╭─ Record extracts

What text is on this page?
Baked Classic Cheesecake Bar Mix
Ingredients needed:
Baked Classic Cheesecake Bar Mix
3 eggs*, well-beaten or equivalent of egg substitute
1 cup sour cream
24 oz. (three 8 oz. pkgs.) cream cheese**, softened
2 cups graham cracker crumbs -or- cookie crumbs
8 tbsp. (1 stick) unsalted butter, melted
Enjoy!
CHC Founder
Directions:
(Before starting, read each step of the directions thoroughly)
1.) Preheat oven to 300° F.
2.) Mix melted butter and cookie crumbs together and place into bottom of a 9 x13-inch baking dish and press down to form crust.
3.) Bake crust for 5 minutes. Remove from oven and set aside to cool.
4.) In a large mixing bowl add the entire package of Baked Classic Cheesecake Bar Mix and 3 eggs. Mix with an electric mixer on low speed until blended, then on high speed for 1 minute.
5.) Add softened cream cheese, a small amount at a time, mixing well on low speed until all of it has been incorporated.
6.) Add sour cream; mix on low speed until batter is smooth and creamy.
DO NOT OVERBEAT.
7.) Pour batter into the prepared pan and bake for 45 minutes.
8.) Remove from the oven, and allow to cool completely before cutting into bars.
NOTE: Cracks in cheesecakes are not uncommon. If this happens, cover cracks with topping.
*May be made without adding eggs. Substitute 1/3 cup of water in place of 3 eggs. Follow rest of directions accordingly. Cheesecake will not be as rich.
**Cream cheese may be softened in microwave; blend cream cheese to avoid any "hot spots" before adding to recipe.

╰─

### Work instructions
Output the listing above without altering a single character.

### Result of the task
What text is on this page?
Baked Classic Cheesecake Bar Mix
Ingredients needed:
Baked Classic Cheesecake Bar Mix
3 eggs*, well-beaten or equivalent of egg substitute
1 cup sour cream
24 oz. (three 8 oz. pkgs.) cream cheese**, softened
2 cups graham cracker crumbs -or- cookie crumbs
8 tbsp. (1 stick) unsalted butter, melted
Enjoy!
CHC Founder
Directions:
(Before starting, read each step of the directions thoroughly)
1.) Preheat oven to 300° F.
2.) Mix melted butter and cookie crumbs together and place into bottom of a 9 x13-inch baking dish and press down to form crust.
3.) Bake crust for 5 minutes. Remove from oven and set aside to cool.
4.) In a large mixing bowl add the entire package of Baked Classic Cheesecake Bar Mix and 3 eggs. Mix with an electric mixer on low speed until blended, then on high speed for 1 minute.
5.) Add softened cream cheese, a small amount at a time, mixing well on low speed until all of it has been incorporated.
6.) Add sour cream; mix on low speed until batter is smooth and creamy.
DO NOT OVERBEAT.
7.) Pour batter into the prepared pan and bake for 45 minutes.
8.) Remove from the oven, and allow to cool completely before cutting into bars.
NOTE: Cracks in cheesecakes are not uncommon. If this happens, cover cracks with topping.
*May be made without adding eggs. Substitute 1/3 cup of water in place of 3 eggs. Follow rest of directions accordingly. Cheesecake will not be as rich.
**Cream cheese may be softened in microwave; blend cream cheese to avoid any "hot spots" before adding to recipe.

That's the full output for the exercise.